OBJECTIVE —
Repeat the material below line for line, keeping every character unchanged.
--
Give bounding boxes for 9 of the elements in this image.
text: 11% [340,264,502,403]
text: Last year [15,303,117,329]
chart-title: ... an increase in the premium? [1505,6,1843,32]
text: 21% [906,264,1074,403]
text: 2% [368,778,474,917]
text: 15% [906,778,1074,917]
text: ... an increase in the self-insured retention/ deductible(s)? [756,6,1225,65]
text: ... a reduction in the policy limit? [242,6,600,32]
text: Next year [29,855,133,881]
--
ANSWER TO THIS TASK —
Give bounding boxes for 9 of the elements in this image.
text: 11% [340,264,502,403]
text: Last year [15,303,117,329]
chart-title: ... an increase in the premium? [1505,6,1843,32]
text: 21% [906,264,1074,403]
text: 2% [368,778,474,917]
text: 15% [906,778,1074,917]
text: ... an increase in the self-insured retention/ deductible(s)? [756,6,1225,65]
text: ... a reduction in the policy limit? [242,6,600,32]
text: Next year [29,855,133,881]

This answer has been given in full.